--- begin ---
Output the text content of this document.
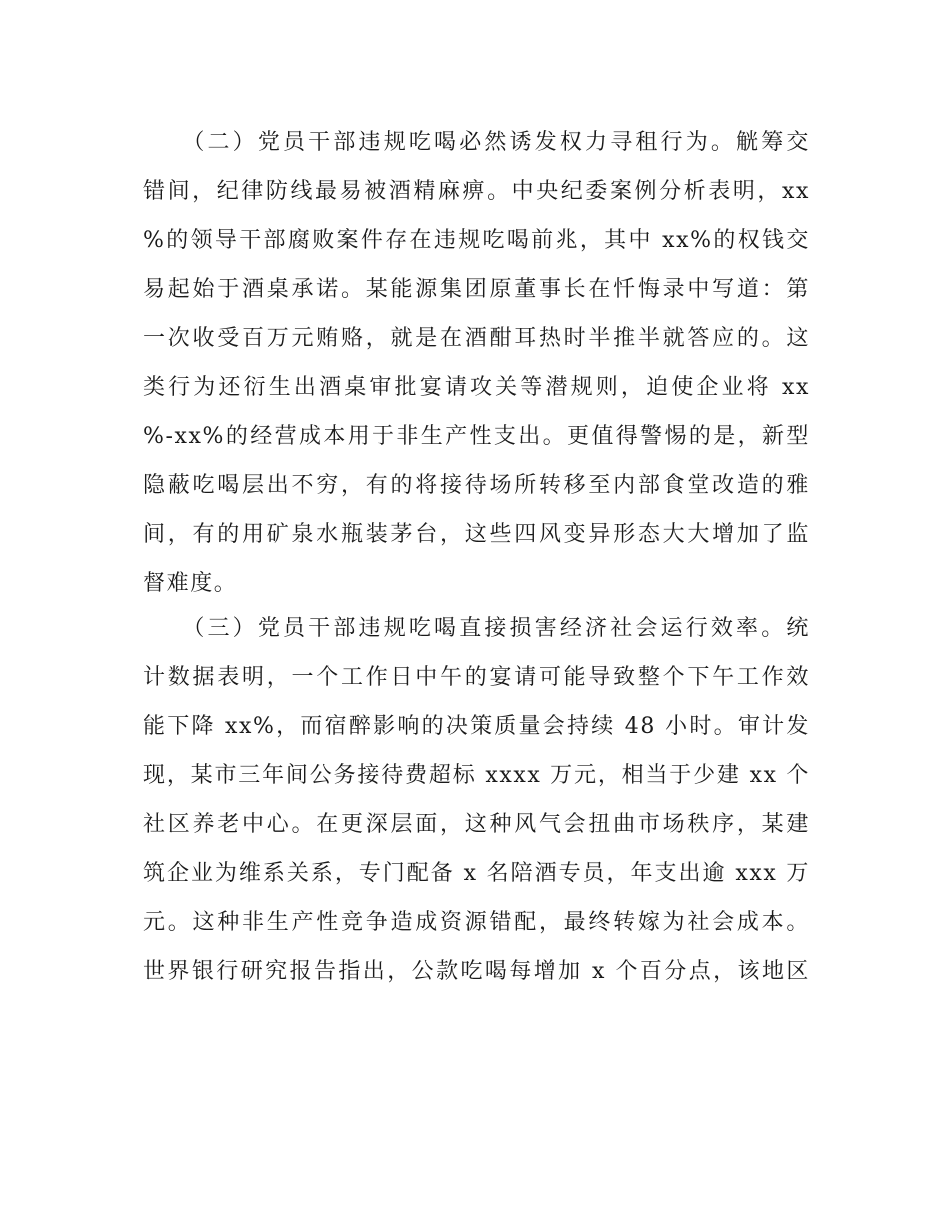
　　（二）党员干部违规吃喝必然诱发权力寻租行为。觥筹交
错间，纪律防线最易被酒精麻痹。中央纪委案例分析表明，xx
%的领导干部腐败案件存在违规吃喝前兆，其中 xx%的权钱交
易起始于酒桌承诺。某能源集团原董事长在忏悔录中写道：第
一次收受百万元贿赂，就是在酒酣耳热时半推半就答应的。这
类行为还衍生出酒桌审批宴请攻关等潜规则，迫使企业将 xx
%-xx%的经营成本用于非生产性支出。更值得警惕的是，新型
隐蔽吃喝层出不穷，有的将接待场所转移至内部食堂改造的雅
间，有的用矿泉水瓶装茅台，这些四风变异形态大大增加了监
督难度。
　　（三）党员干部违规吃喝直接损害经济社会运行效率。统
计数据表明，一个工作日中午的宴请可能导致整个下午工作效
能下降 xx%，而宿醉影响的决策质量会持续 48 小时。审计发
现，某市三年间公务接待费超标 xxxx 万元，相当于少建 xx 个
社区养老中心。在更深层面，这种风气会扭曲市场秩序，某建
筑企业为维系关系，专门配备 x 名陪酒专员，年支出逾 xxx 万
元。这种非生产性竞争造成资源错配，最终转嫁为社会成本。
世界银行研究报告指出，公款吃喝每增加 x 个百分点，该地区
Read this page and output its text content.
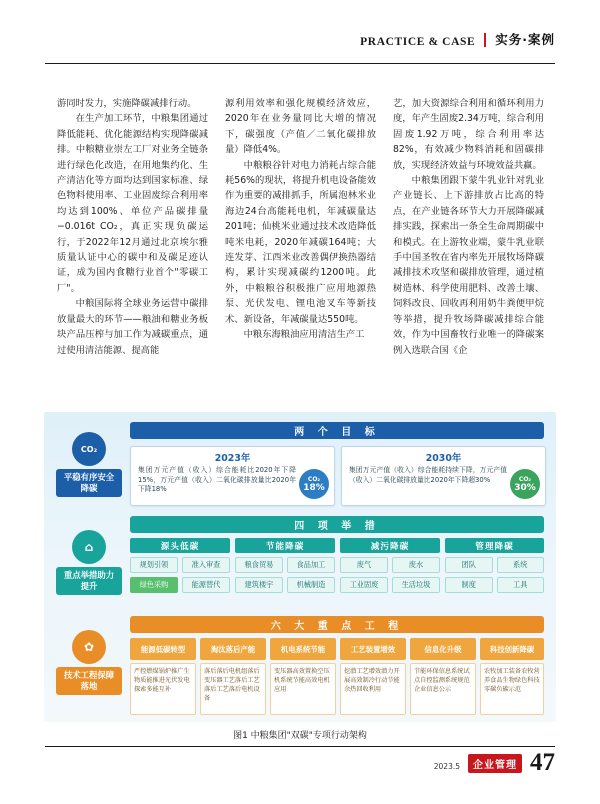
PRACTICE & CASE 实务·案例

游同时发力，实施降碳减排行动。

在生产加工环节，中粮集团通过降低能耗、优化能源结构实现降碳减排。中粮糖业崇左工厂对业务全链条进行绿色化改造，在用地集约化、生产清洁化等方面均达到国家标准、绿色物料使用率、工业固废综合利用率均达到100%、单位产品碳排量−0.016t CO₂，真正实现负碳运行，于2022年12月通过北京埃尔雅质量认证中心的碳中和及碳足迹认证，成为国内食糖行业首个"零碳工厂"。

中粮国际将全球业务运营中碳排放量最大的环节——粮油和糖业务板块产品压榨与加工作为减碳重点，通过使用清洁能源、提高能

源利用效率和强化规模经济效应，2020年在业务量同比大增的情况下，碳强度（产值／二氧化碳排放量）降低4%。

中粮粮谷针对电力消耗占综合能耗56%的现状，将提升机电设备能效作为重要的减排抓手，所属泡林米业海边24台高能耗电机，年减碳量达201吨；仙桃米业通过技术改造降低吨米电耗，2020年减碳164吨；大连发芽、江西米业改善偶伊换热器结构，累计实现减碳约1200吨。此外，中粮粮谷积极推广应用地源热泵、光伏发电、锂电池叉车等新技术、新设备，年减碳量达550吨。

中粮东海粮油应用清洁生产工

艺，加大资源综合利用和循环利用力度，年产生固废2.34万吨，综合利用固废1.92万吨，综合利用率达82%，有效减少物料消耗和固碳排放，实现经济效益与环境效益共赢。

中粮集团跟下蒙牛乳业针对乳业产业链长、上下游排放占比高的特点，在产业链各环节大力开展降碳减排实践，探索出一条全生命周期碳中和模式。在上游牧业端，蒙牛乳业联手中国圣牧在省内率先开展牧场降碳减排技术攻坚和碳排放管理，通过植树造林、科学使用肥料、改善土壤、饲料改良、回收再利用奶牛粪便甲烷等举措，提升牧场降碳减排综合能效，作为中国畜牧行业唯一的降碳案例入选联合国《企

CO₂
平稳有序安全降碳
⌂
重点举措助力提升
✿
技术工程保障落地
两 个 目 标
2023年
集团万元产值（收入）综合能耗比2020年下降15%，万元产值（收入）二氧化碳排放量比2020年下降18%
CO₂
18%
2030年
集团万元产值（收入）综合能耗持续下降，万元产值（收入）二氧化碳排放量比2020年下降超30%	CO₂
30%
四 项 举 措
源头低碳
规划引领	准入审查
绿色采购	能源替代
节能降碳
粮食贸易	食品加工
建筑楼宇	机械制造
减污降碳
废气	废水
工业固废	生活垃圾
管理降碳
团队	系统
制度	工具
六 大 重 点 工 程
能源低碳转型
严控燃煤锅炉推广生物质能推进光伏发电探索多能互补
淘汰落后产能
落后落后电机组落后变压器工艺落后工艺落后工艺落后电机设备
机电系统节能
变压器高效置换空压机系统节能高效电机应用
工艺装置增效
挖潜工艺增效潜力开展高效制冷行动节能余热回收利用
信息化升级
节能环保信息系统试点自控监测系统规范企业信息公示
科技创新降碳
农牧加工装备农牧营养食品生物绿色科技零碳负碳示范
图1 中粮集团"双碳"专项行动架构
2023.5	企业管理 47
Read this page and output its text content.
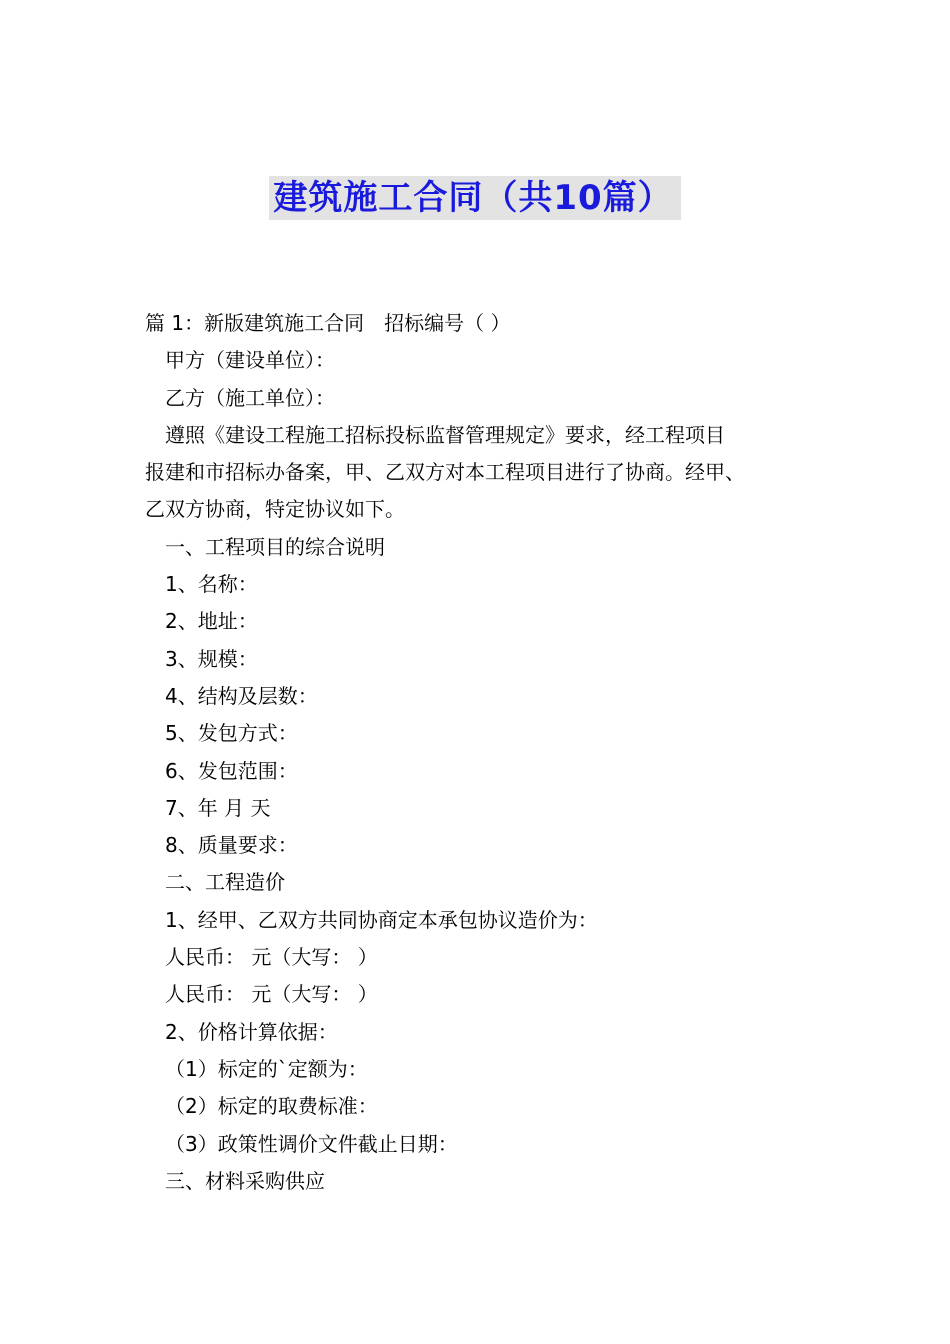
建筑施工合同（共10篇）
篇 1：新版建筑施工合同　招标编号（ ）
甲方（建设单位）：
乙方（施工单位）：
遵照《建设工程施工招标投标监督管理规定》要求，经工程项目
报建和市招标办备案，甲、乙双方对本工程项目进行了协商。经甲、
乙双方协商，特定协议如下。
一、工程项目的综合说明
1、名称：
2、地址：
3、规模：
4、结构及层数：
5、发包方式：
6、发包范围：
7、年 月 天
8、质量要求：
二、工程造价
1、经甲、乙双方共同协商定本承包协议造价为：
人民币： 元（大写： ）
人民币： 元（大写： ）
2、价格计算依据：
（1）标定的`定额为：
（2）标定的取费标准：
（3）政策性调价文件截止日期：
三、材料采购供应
--- end ---
### Work required
Retype the entries word for word. Omit any images.

### Task result
Output the text content of this document.
　　（二）党员干部违规吃喝必然诱发权力寻租行为。觥筹交
错间，纪律防线最易被酒精麻痹。中央纪委案例分析表明，xx
%的领导干部腐败案件存在违规吃喝前兆，其中 xx%的权钱交
易起始于酒桌承诺。某能源集团原董事长在忏悔录中写道：第
一次收受百万元贿赂，就是在酒酣耳热时半推半就答应的。这
类行为还衍生出酒桌审批宴请攻关等潜规则，迫使企业将 xx
%-xx%的经营成本用于非生产性支出。更值得警惕的是，新型
隐蔽吃喝层出不穷，有的将接待场所转移至内部食堂改造的雅
间，有的用矿泉水瓶装茅台，这些四风变异形态大大增加了监
督难度。
　　（三）党员干部违规吃喝直接损害经济社会运行效率。统
计数据表明，一个工作日中午的宴请可能导致整个下午工作效
能下降 xx%，而宿醉影响的决策质量会持续 48 小时。审计发
现，某市三年间公务接待费超标 xxxx 万元，相当于少建 xx 个
社区养老中心。在更深层面，这种风气会扭曲市场秩序，某建
筑企业为维系关系，专门配备 x 名陪酒专员，年支出逾 xxx 万
元。这种非生产性竞争造成资源错配，最终转嫁为社会成本。
世界银行研究报告指出，公款吃喝每增加 x 个百分点，该地区
Read this page and output its text content.
PRACTICE & CASE 实务·案例

游同时发力，实施降碳减排行动。

在生产加工环节，中粮集团通过降低能耗、优化能源结构实现降碳减排。中粮糖业崇左工厂对业务全链条进行绿色化改造，在用地集约化、生产清洁化等方面均达到国家标准、绿色物料使用率、工业固废综合利用率均达到100%、单位产品碳排量−0.016t CO₂，真正实现负碳运行，于2022年12月通过北京埃尔雅质量认证中心的碳中和及碳足迹认证，成为国内食糖行业首个"零碳工厂"。

中粮国际将全球业务运营中碳排放量最大的环节——粮油和糖业务板块产品压榨与加工作为减碳重点，通过使用清洁能源、提高能

源利用效率和强化规模经济效应，2020年在业务量同比大增的情况下，碳强度（产值／二氧化碳排放量）降低4%。

中粮粮谷针对电力消耗占综合能耗56%的现状，将提升机电设备能效作为重要的减排抓手，所属泡林米业海边24台高能耗电机，年减碳量达201吨；仙桃米业通过技术改造降低吨米电耗，2020年减碳164吨；大连发芽、江西米业改善偶伊换热器结构，累计实现减碳约1200吨。此外，中粮粮谷积极推广应用地源热泵、光伏发电、锂电池叉车等新技术、新设备，年减碳量达550吨。

中粮东海粮油应用清洁生产工

艺，加大资源综合利用和循环利用力度，年产生固废2.34万吨，综合利用固废1.92万吨，综合利用率达82%，有效减少物料消耗和固碳排放，实现经济效益与环境效益共赢。

中粮集团跟下蒙牛乳业针对乳业产业链长、上下游排放占比高的特点，在产业链各环节大力开展降碳减排实践，探索出一条全生命周期碳中和模式。在上游牧业端，蒙牛乳业联手中国圣牧在省内率先开展牧场降碳减排技术攻坚和碳排放管理，通过植树造林、科学使用肥料、改善土壤、饲料改良、回收再利用奶牛粪便甲烷等举措，提升牧场降碳减排综合能效，作为中国畜牧行业唯一的降碳案例入选联合国《企

CO₂
平稳有序安全降碳
⌂
重点举措助力提升
✿
技术工程保障落地
两 个 目 标
2023年
集团万元产值（收入）综合能耗比2020年下降15%，万元产值（收入）二氧化碳排放量比2020年下降18%
CO₂
18%
2030年
集团万元产值（收入）综合能耗持续下降，万元产值（收入）二氧化碳排放量比2020年下降超30%	CO₂
30%
四 项 举 措
源头低碳
规划引领	准入审查
绿色采购	能源替代
节能降碳
粮食贸易	食品加工
建筑楼宇	机械制造
减污降碳
废气	废水
工业固废	生活垃圾
管理降碳
团队	系统
制度	工具
六 大 重 点 工 程
能源低碳转型
严控燃煤锅炉推广生物质能推进光伏发电探索多能互补
淘汰落后产能
落后落后电机组落后变压器工艺落后工艺落后工艺落后电机设备
机电系统节能
变压器高效置换空压机系统节能高效电机应用
工艺装置增效
挖潜工艺增效潜力开展高效制冷行动节能余热回收利用
信息化升级
节能环保信息系统试点自控监测系统规范企业信息公示
科技创新降碳
农牧加工装备农牧营养食品生物绿色科技零碳负碳示范
图1 中粮集团"双碳"专项行动架构
2023.5	企业管理 47
Read this page and output its text content.
建筑施工合同（共10篇）
篇 1：新版建筑施工合同　招标编号（ ）
甲方（建设单位）：
乙方（施工单位）：
遵照《建设工程施工招标投标监督管理规定》要求，经工程项目
报建和市招标办备案，甲、乙双方对本工程项目进行了协商。经甲、
乙双方协商，特定协议如下。
一、工程项目的综合说明
1、名称：
2、地址：
3、规模：
4、结构及层数：
5、发包方式：
6、发包范围：
7、年 月 天
8、质量要求：
二、工程造价
1、经甲、乙双方共同协商定本承包协议造价为：
人民币： 元（大写： ）
人民币： 元（大写： ）
2、价格计算依据：
（1）标定的`定额为：
（2）标定的取费标准：
（3）政策性调价文件截止日期：
三、材料采购供应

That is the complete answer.